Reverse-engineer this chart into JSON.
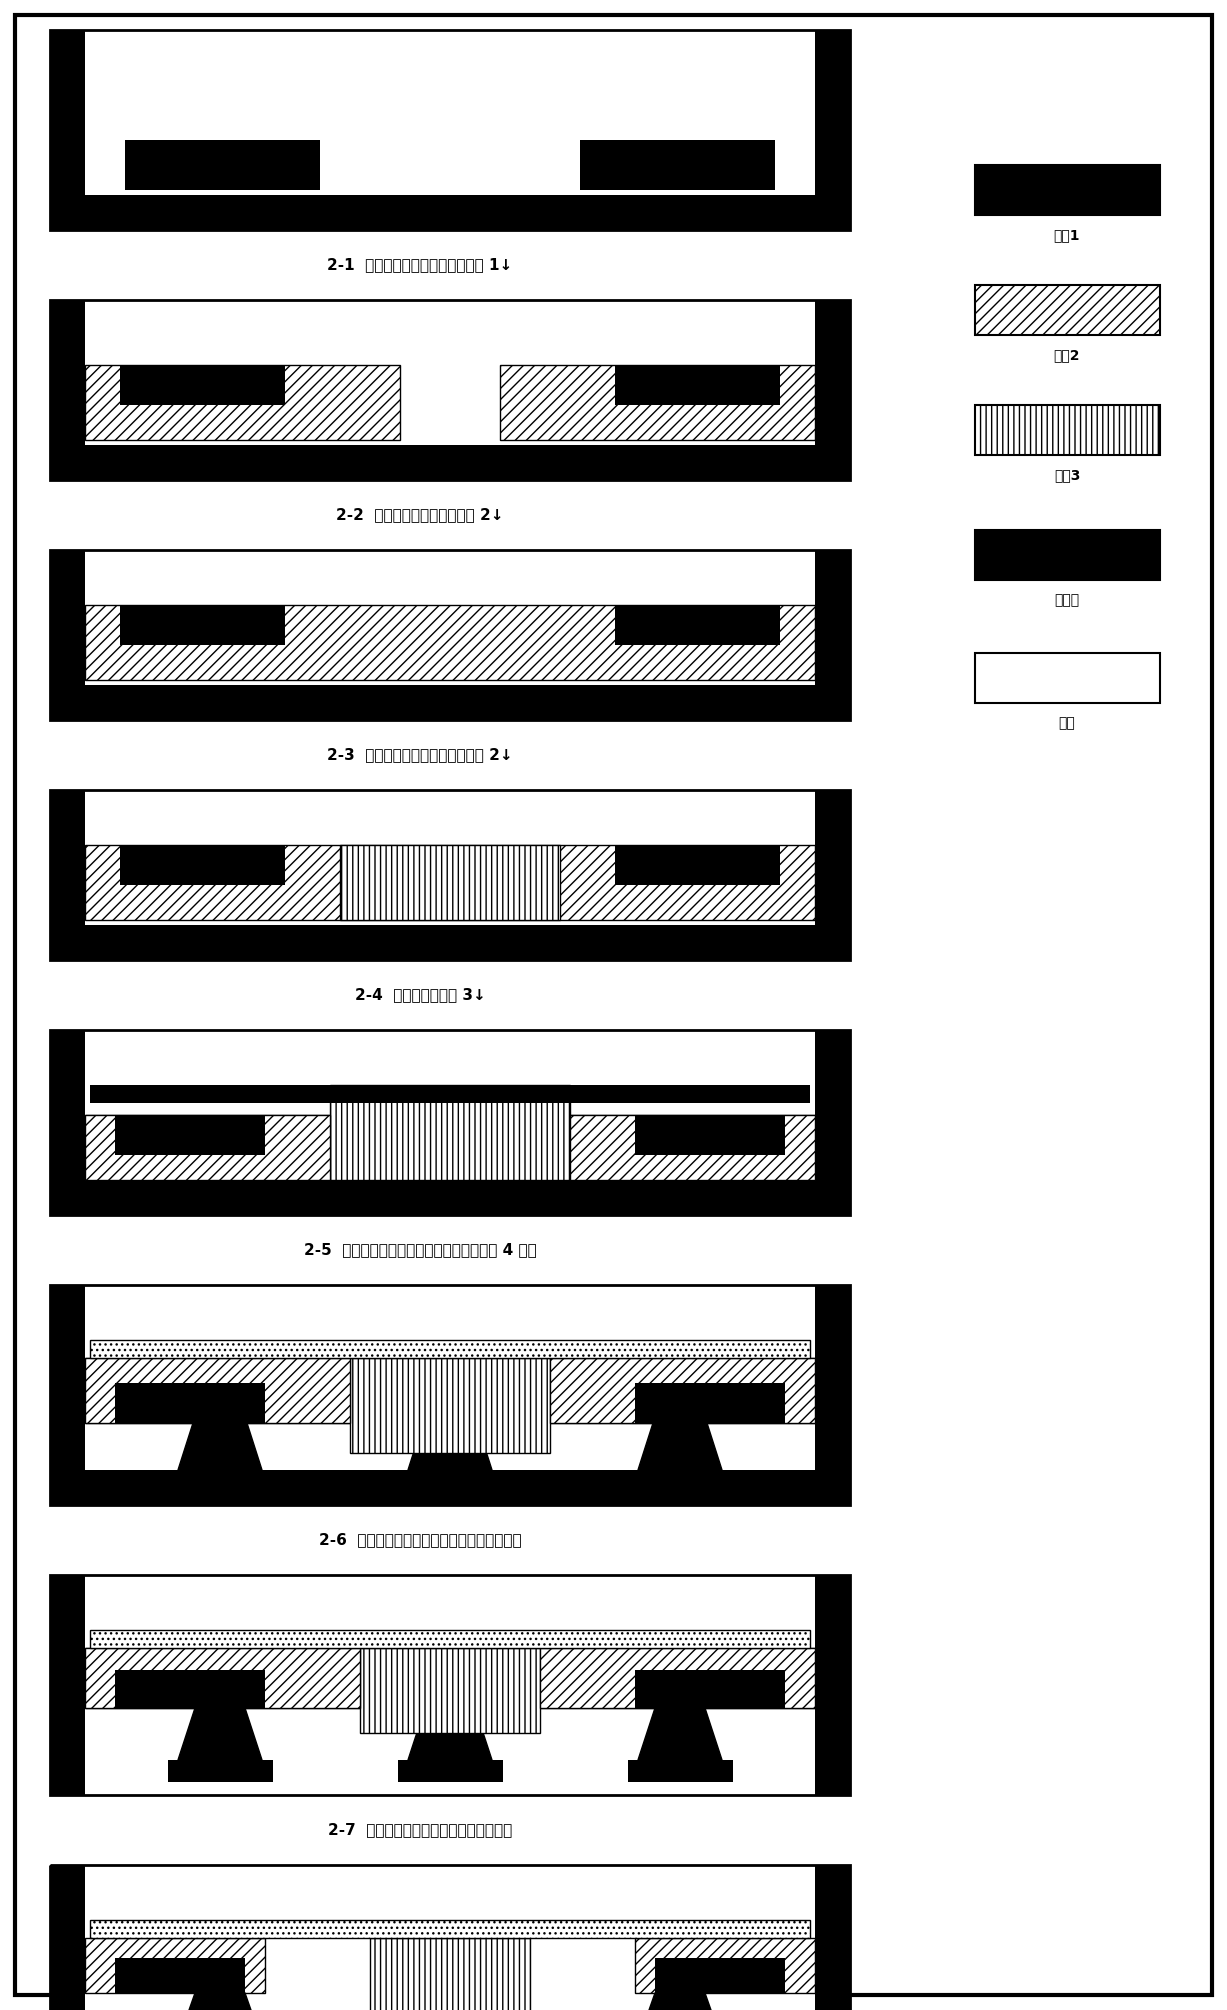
{
  "step_labels": [
    "2-1  剖饰腔体，淠积并图形化金属 1↓",
    "2-2  淠积并图形化牢性层金属 2↓",
    "2-3  继续淠积并图形化牢性层金属 2↓",
    "2-4  电镇上电极金属 3↓",
    "2-5  淠积绕缘层，在其上淠积并图形化金属 4 剂图",
    "2-6  进行器件背面剖饰，并完成上下电极引出",
    "2-7  牢性层层饰，释放平板及折叠梁结构"
  ],
  "legend_labels": [
    "金属1",
    "金属2",
    "金属3",
    "绕缘层",
    "贴底"
  ]
}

▶ **EXERCISE**: Print all of the records shown above exactly, leaving out each picture.

▶ **RESULT**:
Reverse-engineer this chart into JSON.
{
  "step_labels": [
    "2-1  剖饰腔体，淠积并图形化金属 1↓",
    "2-2  淠积并图形化牢性层金属 2↓",
    "2-3  继续淠积并图形化牢性层金属 2↓",
    "2-4  电镇上电极金属 3↓",
    "2-5  淠积绕缘层，在其上淠积并图形化金属 4 剂图",
    "2-6  进行器件背面剖饰，并完成上下电极引出",
    "2-7  牢性层层饰，释放平板及折叠梁结构"
  ],
  "legend_labels": [
    "金属1",
    "金属2",
    "金属3",
    "绕缘层",
    "贴底"
  ]
}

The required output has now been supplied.